**Given data**
|---|

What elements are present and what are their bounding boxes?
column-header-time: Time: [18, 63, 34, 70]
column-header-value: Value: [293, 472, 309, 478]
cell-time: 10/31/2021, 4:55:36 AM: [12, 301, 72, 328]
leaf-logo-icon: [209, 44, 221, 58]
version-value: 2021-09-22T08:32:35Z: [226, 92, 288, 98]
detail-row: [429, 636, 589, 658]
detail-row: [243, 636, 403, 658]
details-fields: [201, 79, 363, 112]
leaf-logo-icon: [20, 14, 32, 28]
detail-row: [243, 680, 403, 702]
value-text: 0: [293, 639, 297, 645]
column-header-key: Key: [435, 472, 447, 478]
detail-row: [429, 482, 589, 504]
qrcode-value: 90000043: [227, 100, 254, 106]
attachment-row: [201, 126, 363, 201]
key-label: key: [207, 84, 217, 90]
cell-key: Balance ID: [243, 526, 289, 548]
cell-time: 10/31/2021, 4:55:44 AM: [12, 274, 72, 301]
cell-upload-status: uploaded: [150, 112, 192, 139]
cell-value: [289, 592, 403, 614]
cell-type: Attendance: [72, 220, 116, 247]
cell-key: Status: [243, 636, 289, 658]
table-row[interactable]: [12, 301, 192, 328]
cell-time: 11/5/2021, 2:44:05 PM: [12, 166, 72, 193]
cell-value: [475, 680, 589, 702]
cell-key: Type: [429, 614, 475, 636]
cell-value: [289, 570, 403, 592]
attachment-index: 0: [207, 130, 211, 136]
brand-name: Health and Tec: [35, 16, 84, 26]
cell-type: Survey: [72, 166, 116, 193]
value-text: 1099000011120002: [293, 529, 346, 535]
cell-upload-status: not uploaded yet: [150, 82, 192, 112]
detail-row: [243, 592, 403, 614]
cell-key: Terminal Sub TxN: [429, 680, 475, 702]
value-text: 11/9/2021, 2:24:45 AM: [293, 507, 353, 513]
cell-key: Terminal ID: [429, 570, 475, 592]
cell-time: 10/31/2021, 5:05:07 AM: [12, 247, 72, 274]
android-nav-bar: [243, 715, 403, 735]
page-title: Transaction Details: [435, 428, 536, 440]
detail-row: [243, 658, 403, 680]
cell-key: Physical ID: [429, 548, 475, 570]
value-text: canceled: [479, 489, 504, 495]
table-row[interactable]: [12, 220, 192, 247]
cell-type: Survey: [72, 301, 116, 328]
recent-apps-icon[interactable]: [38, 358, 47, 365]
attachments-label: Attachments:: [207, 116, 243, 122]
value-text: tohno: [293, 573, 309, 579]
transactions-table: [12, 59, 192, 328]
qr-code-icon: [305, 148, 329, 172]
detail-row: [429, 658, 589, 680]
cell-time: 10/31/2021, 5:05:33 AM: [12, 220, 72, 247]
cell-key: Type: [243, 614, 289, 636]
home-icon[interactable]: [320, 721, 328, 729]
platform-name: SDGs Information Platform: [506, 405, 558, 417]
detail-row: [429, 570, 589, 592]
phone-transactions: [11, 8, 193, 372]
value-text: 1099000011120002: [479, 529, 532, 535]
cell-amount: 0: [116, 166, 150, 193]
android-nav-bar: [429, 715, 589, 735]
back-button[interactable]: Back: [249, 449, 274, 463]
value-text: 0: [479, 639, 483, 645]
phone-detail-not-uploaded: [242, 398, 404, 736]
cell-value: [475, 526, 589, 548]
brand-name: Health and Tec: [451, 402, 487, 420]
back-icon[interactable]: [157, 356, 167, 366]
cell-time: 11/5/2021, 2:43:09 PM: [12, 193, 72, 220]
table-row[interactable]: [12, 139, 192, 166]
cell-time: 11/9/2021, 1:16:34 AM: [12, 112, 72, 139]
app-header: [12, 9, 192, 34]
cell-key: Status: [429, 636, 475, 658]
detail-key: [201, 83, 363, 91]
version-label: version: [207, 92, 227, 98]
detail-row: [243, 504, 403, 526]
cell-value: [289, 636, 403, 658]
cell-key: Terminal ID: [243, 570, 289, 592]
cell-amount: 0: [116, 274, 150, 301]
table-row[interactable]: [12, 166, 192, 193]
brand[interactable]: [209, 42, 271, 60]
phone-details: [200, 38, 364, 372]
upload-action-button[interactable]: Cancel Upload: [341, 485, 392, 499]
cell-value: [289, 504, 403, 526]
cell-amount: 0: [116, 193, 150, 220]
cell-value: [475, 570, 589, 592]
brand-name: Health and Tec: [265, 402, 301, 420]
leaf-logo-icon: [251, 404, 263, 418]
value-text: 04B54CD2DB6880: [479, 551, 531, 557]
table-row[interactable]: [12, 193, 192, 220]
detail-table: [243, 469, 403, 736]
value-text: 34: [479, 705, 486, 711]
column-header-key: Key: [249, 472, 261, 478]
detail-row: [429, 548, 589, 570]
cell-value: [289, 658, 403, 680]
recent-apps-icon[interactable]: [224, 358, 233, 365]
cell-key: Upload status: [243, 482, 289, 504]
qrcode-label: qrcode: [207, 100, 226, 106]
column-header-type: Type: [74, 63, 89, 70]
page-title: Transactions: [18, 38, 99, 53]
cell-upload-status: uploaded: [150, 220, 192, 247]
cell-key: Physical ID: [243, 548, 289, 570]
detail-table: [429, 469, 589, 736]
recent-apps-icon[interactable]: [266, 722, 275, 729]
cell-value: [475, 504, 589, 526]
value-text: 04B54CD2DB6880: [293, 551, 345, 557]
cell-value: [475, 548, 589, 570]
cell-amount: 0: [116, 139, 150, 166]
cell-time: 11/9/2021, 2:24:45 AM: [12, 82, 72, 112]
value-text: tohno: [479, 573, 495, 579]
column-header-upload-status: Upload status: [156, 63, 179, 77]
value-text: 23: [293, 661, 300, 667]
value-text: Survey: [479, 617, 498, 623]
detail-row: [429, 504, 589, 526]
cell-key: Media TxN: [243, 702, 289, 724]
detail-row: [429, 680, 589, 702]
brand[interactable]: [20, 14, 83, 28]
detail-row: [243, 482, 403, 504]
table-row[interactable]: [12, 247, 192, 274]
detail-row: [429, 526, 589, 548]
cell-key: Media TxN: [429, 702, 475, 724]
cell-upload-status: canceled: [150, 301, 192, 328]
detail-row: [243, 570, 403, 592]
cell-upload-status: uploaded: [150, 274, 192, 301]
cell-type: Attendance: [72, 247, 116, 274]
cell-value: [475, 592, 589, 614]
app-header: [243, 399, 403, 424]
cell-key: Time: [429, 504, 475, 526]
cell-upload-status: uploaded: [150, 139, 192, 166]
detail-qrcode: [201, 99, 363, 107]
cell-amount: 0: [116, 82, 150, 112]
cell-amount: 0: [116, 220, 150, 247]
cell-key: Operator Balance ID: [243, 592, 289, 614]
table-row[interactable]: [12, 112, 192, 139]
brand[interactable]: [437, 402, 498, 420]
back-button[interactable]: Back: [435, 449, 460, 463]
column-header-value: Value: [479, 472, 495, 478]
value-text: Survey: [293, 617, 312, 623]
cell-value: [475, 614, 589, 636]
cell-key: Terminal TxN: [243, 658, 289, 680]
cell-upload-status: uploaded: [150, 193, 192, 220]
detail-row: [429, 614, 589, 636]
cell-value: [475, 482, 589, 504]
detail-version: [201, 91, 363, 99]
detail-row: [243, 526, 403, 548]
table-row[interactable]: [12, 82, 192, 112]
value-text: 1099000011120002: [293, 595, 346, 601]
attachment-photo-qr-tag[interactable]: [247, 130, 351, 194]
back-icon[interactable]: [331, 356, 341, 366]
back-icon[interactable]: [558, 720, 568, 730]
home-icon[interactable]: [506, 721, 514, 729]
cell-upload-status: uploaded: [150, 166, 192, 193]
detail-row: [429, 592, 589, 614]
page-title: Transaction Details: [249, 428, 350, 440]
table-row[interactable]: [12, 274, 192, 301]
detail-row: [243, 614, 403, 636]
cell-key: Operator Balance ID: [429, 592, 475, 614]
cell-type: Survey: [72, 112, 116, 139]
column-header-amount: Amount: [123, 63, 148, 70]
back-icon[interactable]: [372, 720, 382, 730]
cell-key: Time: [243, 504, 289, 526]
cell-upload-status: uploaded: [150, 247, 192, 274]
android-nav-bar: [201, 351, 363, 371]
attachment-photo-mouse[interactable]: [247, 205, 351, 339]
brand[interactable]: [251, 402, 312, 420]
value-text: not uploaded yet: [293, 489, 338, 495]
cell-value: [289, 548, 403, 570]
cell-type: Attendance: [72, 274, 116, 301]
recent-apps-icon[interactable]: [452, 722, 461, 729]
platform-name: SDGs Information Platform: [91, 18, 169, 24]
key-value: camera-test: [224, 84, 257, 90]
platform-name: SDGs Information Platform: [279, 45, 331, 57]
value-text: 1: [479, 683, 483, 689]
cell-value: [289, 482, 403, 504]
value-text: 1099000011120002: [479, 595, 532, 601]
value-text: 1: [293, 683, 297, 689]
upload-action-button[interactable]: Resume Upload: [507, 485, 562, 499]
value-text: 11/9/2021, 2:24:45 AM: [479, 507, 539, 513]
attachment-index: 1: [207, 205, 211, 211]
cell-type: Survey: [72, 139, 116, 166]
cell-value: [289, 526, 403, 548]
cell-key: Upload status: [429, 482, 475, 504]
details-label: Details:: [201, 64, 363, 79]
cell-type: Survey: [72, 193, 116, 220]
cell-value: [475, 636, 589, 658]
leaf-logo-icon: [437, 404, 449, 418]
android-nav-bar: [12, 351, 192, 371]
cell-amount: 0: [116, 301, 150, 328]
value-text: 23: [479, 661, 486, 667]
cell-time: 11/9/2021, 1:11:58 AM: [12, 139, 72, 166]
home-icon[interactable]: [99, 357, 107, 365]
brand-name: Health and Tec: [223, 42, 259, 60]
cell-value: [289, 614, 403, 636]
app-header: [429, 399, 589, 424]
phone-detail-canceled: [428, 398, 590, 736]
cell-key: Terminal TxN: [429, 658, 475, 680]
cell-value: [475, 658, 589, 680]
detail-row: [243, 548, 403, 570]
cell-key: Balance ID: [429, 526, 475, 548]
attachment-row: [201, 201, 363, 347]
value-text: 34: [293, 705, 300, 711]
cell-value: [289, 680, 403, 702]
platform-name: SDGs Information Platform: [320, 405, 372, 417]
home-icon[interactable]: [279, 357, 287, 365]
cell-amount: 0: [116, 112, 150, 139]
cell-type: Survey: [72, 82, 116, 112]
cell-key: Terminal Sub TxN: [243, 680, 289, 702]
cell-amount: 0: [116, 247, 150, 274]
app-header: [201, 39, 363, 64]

|---|

Starting at the first line of the entries and ending at the line containing "column-header-key: Key: [435, 472, 447, 478]", write those lines out again, switching "leaf-logo-icon" to "app-logo-icon" and leaving everything else unchanged.

What elements are present and what are their bounding boxes?
column-header-time: Time: [18, 63, 34, 70]
column-header-value: Value: [293, 472, 309, 478]
cell-time: 10/31/2021, 4:55:36 AM: [12, 301, 72, 328]
app-logo-icon: [209, 44, 221, 58]
version-value: 2021-09-22T08:32:35Z: [226, 92, 288, 98]
detail-row: [429, 636, 589, 658]
detail-row: [243, 636, 403, 658]
details-fields: [201, 79, 363, 112]
app-logo-icon: [20, 14, 32, 28]
detail-row: [243, 680, 403, 702]
value-text: 0: [293, 639, 297, 645]
column-header-key: Key: [435, 472, 447, 478]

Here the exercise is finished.